-- START --

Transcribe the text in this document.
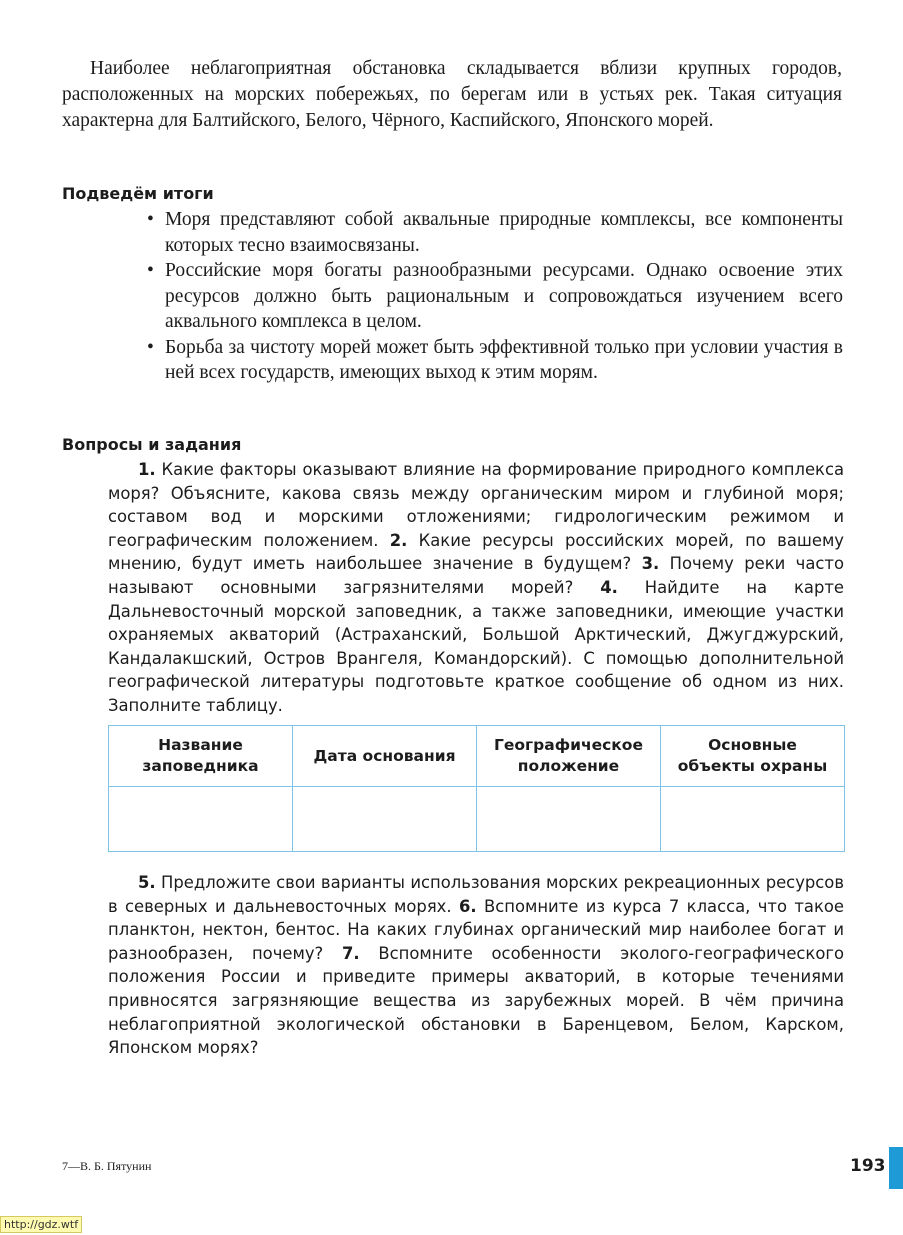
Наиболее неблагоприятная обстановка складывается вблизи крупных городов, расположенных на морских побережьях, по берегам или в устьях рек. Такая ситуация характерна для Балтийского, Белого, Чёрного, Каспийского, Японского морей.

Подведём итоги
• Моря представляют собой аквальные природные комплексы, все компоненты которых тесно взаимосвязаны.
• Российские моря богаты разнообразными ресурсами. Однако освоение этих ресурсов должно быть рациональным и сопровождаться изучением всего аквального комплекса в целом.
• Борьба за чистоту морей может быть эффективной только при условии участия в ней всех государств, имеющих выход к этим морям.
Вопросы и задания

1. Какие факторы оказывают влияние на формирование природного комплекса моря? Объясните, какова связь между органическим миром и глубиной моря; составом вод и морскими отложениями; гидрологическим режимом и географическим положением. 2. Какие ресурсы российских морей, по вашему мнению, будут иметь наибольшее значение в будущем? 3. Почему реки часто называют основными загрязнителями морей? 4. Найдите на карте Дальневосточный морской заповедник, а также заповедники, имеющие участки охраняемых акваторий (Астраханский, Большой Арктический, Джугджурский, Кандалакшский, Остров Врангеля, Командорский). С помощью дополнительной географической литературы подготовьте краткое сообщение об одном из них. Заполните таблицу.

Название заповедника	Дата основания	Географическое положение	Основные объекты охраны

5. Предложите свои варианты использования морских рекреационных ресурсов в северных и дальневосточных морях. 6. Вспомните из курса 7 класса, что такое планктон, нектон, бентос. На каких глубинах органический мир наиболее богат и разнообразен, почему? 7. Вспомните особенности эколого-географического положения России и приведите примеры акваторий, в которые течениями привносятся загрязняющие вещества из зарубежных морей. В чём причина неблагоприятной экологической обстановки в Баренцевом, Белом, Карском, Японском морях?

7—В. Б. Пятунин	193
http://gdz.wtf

-- END --

▶ PROBLEM REQUIREMENTS
Locate all lines that include the word "ресурсов" and copy them out.

▶ CORRECT OUTPUT
• Российские моря богаты разнообразными ресурсами. Однако освоение этих ресурсов должно быть рациональным и сопровождаться изучением всего аквального комплекса в целом.
5. Предложите свои варианты использования морских рекреационных ресурсов в северных и дальневосточных морях. 6. Вспомните из курса 7 класса, что такое планктон, нектон, бентос. На каких глубинах органический мир наиболее богат и разнообразен, почему? 7. Вспомните особенности эколого-географического положения России и приведите примеры акваторий, в которые течениями привносятся загрязняющие вещества из зарубежных морей. В чём причина неблагоприятной экологической обстановки в Баренцевом, Белом, Карском, Японском морях?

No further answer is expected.